Text block:
╔══
How About Just All Being Humans

I officiate lots of basketball games these days, all around Eastern Switzerland. Switzerland is a beautiful country, famous for its nature, chocolate, and neutrality. It possesses top notch public transportation, healthcare, and educational systems. It’s a country with highest or second-highest, depending on the year the data is collected, GDP per capita in the world. That still doesn’t make it immune to discrimination, something that this country still has long way to go to overcome. While officiating a basketball game in a high-school gym in a town called Frauenfeld, looking for officials’ locker room, one writing on the bathroom door that I ran into caught my eye.

If German language is not your strong suit, what it says on the photo is “restroom for the retarded.”
╚══
Task to carry out:
For the text about officiating basketball in Switzerland, say whether each statement agrees with it, and back each answer with the deciding words quoted from the text: (a) The writer officiates games mostly in Western Switzerland. (b) The writing on the door was in a high-school gym in Frauenfeld. (c) The writer noticed the writing while looking for the officials' locker room. Rely on the text above and nothing else.

Supplied information:
╔══
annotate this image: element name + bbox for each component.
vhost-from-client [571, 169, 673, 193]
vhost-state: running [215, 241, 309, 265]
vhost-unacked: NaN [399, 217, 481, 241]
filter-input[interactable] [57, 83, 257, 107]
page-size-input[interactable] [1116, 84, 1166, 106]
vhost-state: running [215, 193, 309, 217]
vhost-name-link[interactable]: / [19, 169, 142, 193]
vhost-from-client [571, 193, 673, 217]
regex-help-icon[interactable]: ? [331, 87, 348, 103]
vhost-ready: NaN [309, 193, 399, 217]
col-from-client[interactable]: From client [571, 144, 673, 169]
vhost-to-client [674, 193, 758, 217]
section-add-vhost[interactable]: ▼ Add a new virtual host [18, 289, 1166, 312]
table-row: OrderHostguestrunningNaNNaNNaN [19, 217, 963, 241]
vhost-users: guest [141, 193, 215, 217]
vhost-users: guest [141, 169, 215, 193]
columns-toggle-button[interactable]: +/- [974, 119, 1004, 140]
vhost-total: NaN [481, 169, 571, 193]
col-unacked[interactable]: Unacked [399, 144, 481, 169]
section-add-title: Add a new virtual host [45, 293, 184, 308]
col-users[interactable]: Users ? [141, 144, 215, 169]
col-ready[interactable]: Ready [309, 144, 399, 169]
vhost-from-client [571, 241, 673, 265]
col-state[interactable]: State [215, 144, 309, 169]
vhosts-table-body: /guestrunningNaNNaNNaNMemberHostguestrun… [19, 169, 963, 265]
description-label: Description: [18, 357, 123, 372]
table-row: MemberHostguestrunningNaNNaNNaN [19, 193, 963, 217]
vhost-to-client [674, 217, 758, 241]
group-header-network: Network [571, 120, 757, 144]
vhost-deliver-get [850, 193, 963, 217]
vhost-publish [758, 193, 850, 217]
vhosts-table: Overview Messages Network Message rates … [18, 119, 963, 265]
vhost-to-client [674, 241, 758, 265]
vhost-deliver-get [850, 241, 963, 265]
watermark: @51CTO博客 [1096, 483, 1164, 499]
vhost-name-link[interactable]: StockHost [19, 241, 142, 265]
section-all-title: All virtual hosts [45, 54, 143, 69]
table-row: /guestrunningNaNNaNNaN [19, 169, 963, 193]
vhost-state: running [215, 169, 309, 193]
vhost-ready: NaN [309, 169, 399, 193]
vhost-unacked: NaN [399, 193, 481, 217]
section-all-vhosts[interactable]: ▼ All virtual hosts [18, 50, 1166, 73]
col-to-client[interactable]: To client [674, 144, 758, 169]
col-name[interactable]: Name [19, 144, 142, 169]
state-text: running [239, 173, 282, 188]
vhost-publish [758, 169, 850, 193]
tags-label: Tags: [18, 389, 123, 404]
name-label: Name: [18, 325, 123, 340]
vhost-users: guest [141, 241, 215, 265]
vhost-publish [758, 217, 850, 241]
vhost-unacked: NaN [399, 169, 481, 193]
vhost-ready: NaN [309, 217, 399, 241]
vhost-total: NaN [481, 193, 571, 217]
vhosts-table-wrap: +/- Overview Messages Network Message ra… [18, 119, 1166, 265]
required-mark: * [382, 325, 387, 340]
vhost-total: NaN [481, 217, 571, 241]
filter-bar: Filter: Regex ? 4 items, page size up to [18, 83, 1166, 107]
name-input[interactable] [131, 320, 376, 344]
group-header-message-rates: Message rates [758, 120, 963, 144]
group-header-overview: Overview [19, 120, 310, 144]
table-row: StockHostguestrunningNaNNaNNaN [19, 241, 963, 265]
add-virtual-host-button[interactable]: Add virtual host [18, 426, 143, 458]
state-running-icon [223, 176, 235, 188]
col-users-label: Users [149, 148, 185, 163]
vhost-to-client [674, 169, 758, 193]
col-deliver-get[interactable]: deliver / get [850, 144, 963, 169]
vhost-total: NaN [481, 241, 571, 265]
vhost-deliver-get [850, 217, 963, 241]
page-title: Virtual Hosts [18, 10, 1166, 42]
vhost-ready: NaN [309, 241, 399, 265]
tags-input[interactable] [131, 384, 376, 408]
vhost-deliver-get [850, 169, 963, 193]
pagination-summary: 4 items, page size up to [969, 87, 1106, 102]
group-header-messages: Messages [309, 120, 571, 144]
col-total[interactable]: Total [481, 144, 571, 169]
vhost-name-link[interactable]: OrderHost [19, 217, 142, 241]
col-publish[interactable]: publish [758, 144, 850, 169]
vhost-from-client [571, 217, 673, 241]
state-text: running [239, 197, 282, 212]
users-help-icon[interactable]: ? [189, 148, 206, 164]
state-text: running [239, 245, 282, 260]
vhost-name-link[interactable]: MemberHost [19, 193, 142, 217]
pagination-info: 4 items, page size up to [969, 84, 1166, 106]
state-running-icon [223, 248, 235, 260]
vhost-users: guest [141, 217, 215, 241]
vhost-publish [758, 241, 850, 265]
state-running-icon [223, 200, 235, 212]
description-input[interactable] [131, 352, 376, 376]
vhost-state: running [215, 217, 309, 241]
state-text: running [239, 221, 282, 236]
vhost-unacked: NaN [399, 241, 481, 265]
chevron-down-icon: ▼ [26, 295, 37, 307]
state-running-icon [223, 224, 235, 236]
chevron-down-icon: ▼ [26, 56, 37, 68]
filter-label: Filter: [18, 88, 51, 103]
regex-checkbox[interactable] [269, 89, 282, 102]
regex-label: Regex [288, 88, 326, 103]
╚══
Expected answer:
(a) No: "all around Eastern Switzerland"
(b) Yes: "in a high-school gym in a town called Frauenfeld"
(c) Yes: "looking for officials’ locker room"